* Begin Dataset rows *

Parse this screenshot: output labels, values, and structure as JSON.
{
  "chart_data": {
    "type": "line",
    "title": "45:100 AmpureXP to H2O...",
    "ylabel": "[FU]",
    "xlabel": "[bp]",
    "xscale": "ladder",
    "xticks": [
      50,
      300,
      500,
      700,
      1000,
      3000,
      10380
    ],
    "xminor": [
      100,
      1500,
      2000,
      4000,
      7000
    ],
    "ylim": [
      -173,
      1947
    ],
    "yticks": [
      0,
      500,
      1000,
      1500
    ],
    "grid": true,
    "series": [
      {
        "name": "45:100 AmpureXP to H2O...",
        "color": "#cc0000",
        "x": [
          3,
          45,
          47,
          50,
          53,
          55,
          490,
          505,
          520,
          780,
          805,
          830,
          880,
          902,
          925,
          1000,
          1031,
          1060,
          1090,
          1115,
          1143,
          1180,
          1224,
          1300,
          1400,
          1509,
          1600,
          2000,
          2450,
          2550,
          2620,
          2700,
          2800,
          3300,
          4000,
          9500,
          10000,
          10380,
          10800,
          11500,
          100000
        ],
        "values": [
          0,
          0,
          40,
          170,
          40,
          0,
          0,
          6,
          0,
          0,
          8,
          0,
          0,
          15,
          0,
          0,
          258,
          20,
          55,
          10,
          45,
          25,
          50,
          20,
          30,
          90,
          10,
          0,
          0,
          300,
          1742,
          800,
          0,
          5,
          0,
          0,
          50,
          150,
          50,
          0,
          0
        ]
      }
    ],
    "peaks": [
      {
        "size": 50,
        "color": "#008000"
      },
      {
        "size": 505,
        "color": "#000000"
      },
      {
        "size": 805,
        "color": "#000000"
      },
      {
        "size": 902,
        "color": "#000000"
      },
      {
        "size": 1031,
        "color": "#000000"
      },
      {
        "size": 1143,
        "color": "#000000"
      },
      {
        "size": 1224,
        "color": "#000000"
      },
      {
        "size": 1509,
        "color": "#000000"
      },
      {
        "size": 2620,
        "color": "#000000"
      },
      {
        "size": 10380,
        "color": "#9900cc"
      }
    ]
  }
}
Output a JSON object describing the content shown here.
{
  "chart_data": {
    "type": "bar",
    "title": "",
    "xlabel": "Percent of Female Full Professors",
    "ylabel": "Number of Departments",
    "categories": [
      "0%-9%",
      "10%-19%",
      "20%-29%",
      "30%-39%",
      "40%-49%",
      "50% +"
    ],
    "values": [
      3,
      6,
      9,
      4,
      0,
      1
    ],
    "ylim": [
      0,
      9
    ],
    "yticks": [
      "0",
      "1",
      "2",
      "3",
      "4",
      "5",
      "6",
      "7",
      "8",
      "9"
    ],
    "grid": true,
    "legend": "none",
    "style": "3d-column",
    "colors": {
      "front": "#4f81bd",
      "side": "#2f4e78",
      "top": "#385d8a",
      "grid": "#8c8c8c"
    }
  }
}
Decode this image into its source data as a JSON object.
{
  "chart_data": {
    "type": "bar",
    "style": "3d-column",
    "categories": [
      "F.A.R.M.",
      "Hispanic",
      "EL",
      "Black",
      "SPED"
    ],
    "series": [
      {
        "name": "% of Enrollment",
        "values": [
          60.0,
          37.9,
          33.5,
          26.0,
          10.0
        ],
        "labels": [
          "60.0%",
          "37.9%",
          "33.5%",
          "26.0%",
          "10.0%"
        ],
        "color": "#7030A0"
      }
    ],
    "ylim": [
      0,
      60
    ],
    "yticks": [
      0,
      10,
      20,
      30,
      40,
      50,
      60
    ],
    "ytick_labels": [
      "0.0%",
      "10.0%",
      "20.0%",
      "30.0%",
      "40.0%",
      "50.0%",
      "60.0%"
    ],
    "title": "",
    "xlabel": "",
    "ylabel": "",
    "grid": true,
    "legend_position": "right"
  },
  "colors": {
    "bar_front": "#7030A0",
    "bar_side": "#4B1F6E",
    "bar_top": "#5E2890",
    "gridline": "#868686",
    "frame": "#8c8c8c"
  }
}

* End Dataset rows *

# Work to complete:
Pull out each line of the records holding the string "ylabel".

# Solved problem:
    "ylabel": "[FU]",
    "ylabel": "Number of Departments",
    "ylabel": "",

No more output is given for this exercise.